● **TASK INPUTS**:

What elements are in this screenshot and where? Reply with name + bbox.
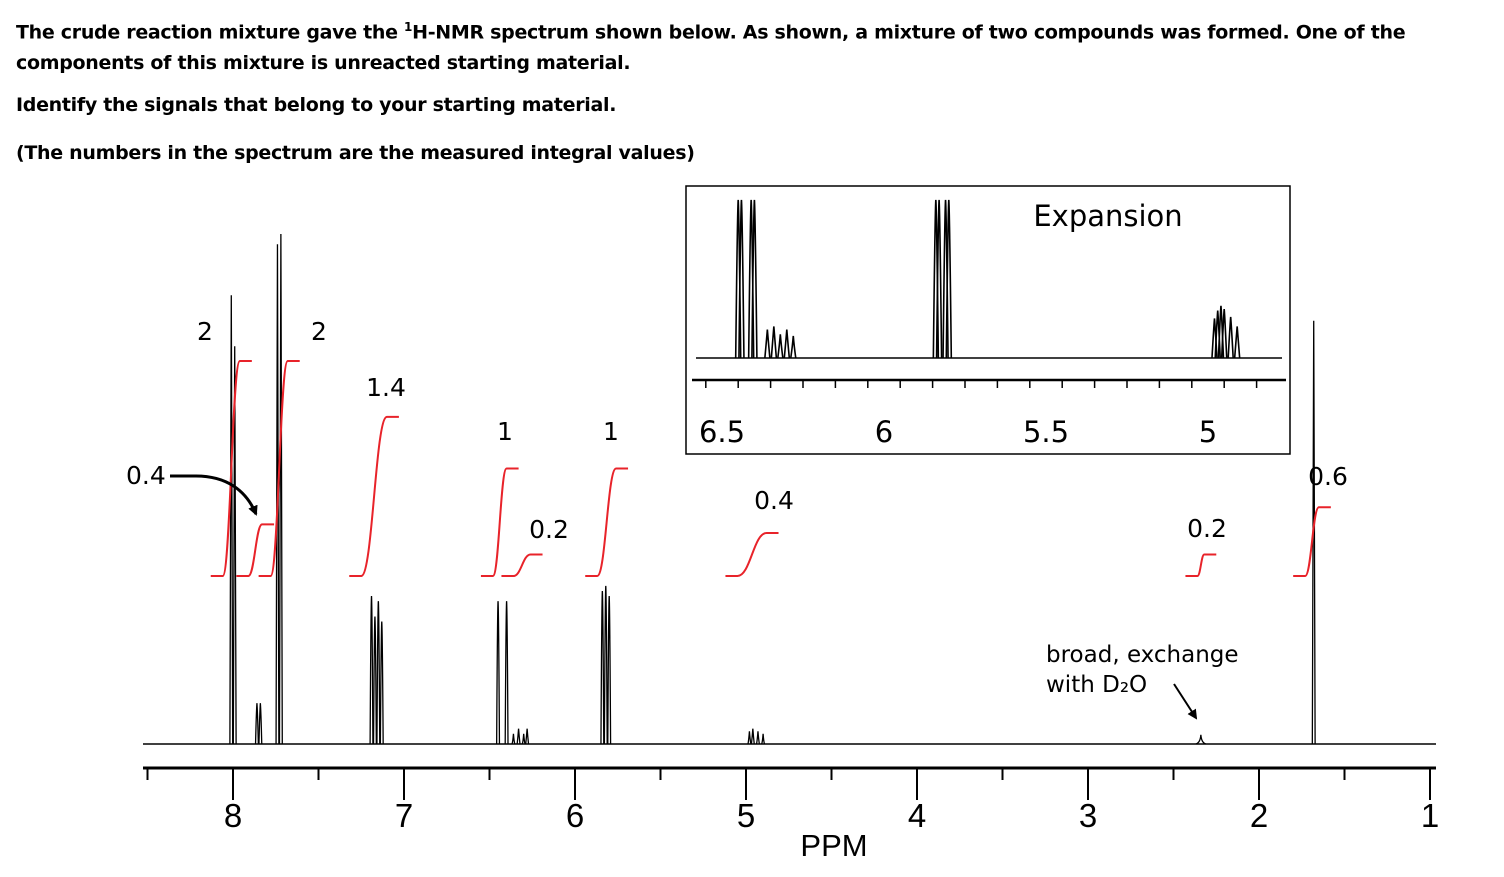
spectrum-peak [504, 601, 509, 745]
inset-peak [738, 199, 745, 359]
integral-label: 0.6 [1308, 462, 1348, 491]
inset-peak [1227, 316, 1234, 359]
inset-spectrum-trace [696, 199, 1282, 359]
integral-label: 1.4 [366, 373, 406, 402]
integral-curve [349, 415, 399, 577]
spectrum-peak [600, 590, 605, 745]
main-x-axis: 8 7 6 5 4 3 2 1 [143, 766, 1439, 834]
x-tick-label: 2 [1250, 797, 1268, 834]
spectrum-peak [761, 733, 766, 745]
integral-curve [236, 523, 275, 577]
integral-label: 0.2 [529, 515, 569, 544]
inset-peak [783, 329, 791, 359]
spectrum-peak [376, 601, 381, 745]
spectrum-peak [525, 728, 530, 745]
integral-curve [480, 467, 519, 577]
question-instruction: Identify the signals that belong to your… [16, 94, 617, 116]
annotations: broad, exchange with D₂O 0.4 [126, 461, 1239, 720]
spectrum-peak [603, 585, 608, 745]
broad-note-line1: broad, exchange [1046, 642, 1239, 668]
integral-label: 2 [311, 317, 327, 346]
x-tick-label: 5 [737, 797, 755, 834]
integral-curve [1185, 553, 1217, 577]
integral-curve [258, 360, 300, 577]
spectrum-peak [750, 728, 755, 745]
inset-peak [777, 334, 784, 359]
spectrum-peak [254, 703, 259, 745]
inset-peak [1233, 326, 1241, 359]
spectrum-peak [755, 731, 761, 745]
spectrum-peak [607, 596, 612, 745]
integral-curve [210, 360, 252, 577]
broad-note-arrow [1173, 683, 1198, 720]
arrow-integral-label: 0.4 [126, 461, 166, 490]
inset-peak [770, 326, 778, 359]
x-tick-label: 1 [1421, 797, 1439, 834]
x-axis-label: PPM [800, 828, 867, 863]
question-intro-after: H-NMR spectrum shown below. As shown, a … [16, 21, 1406, 75]
spectrum-peak [1195, 734, 1207, 745]
integral-arrow [170, 474, 258, 516]
integral-label: 0.4 [754, 486, 794, 515]
spectrum-peak [258, 703, 263, 745]
integral-label: 2 [197, 317, 213, 346]
integral-label: 1 [497, 417, 513, 446]
spectrum-peak [232, 346, 237, 745]
spectrum-peak [369, 596, 374, 745]
inset-title: Expansion [1033, 199, 1182, 233]
spectrum-peak [511, 733, 516, 745]
inset-x-axis: 6.5 6 5.5 5 [692, 378, 1286, 449]
inset-peak [945, 199, 953, 359]
inset-tick-label: 5.5 [1023, 415, 1069, 449]
x-tick-label: 7 [395, 797, 413, 834]
x-tick-label: 3 [1079, 797, 1097, 834]
spectrum-peak [278, 233, 283, 745]
inset-tick-label: 6 [875, 415, 893, 449]
integral-curves: 2 2 1.4 1 0.2 1 0.4 0.2 0.6 [197, 317, 1348, 577]
spectrum-peak [379, 621, 384, 745]
inset-peak [789, 335, 797, 359]
inset-peak [764, 329, 771, 359]
spectrum-peak [229, 295, 234, 745]
question-intro: The crude reaction mixture gave the 1H-N… [16, 12, 1476, 79]
x-tick-label: 4 [908, 797, 926, 834]
inset-peak [935, 199, 943, 359]
integral-curve [725, 532, 779, 577]
inset-tick-label: 5 [1199, 415, 1217, 449]
integral-curve [585, 467, 629, 577]
spectrum-peak [516, 728, 521, 745]
spectrum-peak [521, 733, 526, 745]
question-intro-before: The crude reaction mixture gave the [16, 21, 405, 44]
spectrum-peak [372, 616, 377, 745]
x-tick-label: 8 [224, 797, 242, 834]
x-tick-label: 6 [566, 797, 584, 834]
integral-curve [501, 553, 543, 577]
integral-label: 0.2 [1187, 514, 1227, 543]
spectrum-peak [496, 601, 501, 745]
question-superscript: 1 [404, 20, 413, 34]
question-note: (The numbers in the spectrum are the mea… [16, 142, 695, 164]
inset-peak [1220, 308, 1228, 359]
inset-tick-label: 6.5 [699, 415, 745, 449]
expansion-inset: Expansion 6.5 6 5.5 5 [685, 185, 1291, 455]
inset-peak [751, 199, 758, 359]
integral-label: 1 [603, 417, 619, 446]
integral-curve [1293, 506, 1331, 577]
spectrum-peak [747, 731, 752, 745]
broad-note-line2: with D₂O [1046, 672, 1147, 698]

● **THE PROBLEM**:
Update the data above by replacing each occurrence of "inset-peak" with "expansion-peak", leaving every other character unchanged, and omit the picture from your version.

● **CORRECT ANSWER**:
What elements are in this screenshot and where? Reply with name + bbox.
spectrum-peak [504, 601, 509, 745]
expansion-peak [738, 199, 745, 359]
integral-label: 0.6 [1308, 462, 1348, 491]
expansion-peak [1227, 316, 1234, 359]
inset-spectrum-trace [696, 199, 1282, 359]
integral-label: 1.4 [366, 373, 406, 402]
integral-curve [349, 415, 399, 577]
spectrum-peak [600, 590, 605, 745]
main-x-axis: 8 7 6 5 4 3 2 1 [143, 766, 1439, 834]
x-tick-label: 2 [1250, 797, 1268, 834]
spectrum-peak [761, 733, 766, 745]
integral-curve [236, 523, 275, 577]
integral-label: 0.2 [529, 515, 569, 544]
expansion-peak [783, 329, 791, 359]
spectrum-peak [376, 601, 381, 745]
spectrum-peak [525, 728, 530, 745]
integral-curve [480, 467, 519, 577]
question-instruction: Identify the signals that belong to your… [16, 94, 617, 116]
annotations: broad, exchange with D₂O 0.4 [126, 461, 1239, 720]
spectrum-peak [603, 585, 608, 745]
broad-note-line1: broad, exchange [1046, 642, 1239, 668]
integral-label: 2 [311, 317, 327, 346]
x-tick-label: 5 [737, 797, 755, 834]
integral-curve [1185, 553, 1217, 577]
integral-curve [258, 360, 300, 577]
spectrum-peak [750, 728, 755, 745]
expansion-peak [777, 334, 784, 359]
spectrum-peak [254, 703, 259, 745]
expansion-peak [1233, 326, 1241, 359]
spectrum-peak [755, 731, 761, 745]
spectrum-peak [607, 596, 612, 745]
integral-curve [210, 360, 252, 577]
broad-note-arrow [1173, 683, 1198, 720]
arrow-integral-label: 0.4 [126, 461, 166, 490]
expansion-peak [770, 326, 778, 359]
x-tick-label: 1 [1421, 797, 1439, 834]
x-axis-label: PPM [800, 828, 867, 863]
question-intro-after: H-NMR spectrum shown below. As shown, a … [16, 21, 1406, 75]
spectrum-peak [1195, 734, 1207, 745]
integral-arrow [170, 474, 258, 516]
integral-label: 0.4 [754, 486, 794, 515]
spectrum-peak [258, 703, 263, 745]
integral-label: 2 [197, 317, 213, 346]
integral-label: 1 [497, 417, 513, 446]
spectrum-peak [232, 346, 237, 745]
spectrum-peak [369, 596, 374, 745]
inset-title: Expansion [1033, 199, 1182, 233]
spectrum-peak [511, 733, 516, 745]
inset-x-axis: 6.5 6 5.5 5 [692, 378, 1286, 449]
expansion-peak [945, 199, 953, 359]
inset-tick-label: 5.5 [1023, 415, 1069, 449]
x-tick-label: 7 [395, 797, 413, 834]
x-tick-label: 3 [1079, 797, 1097, 834]
spectrum-peak [278, 233, 283, 745]
inset-tick-label: 6 [875, 415, 893, 449]
integral-curves: 2 2 1.4 1 0.2 1 0.4 0.2 0.6 [197, 317, 1348, 577]
spectrum-peak [379, 621, 384, 745]
expansion-peak [789, 335, 797, 359]
expansion-peak [764, 329, 771, 359]
spectrum-peak [229, 295, 234, 745]
question-intro: The crude reaction mixture gave the 1H-N… [16, 12, 1476, 79]
x-tick-label: 4 [908, 797, 926, 834]
expansion-peak [935, 199, 943, 359]
integral-curve [725, 532, 779, 577]
inset-tick-label: 5 [1199, 415, 1217, 449]
integral-curve [585, 467, 629, 577]
spectrum-peak [516, 728, 521, 745]
spectrum-peak [521, 733, 526, 745]
question-intro-before: The crude reaction mixture gave the [16, 21, 405, 44]
spectrum-peak [372, 616, 377, 745]
x-tick-label: 8 [224, 797, 242, 834]
x-tick-label: 6 [566, 797, 584, 834]
integral-curve [501, 553, 543, 577]
integral-label: 0.2 [1187, 514, 1227, 543]
spectrum-peak [496, 601, 501, 745]
question-superscript: 1 [404, 20, 413, 34]
question-note: (The numbers in the spectrum are the mea… [16, 142, 695, 164]
expansion-peak [1220, 308, 1228, 359]
inset-tick-label: 6.5 [699, 415, 745, 449]
expansion-inset: Expansion 6.5 6 5.5 5 [685, 185, 1291, 455]
expansion-peak [751, 199, 758, 359]
integral-label: 1 [603, 417, 619, 446]
integral-curve [1293, 506, 1331, 577]
spectrum-peak [747, 731, 752, 745]
broad-note-line2: with D₂O [1046, 672, 1147, 698]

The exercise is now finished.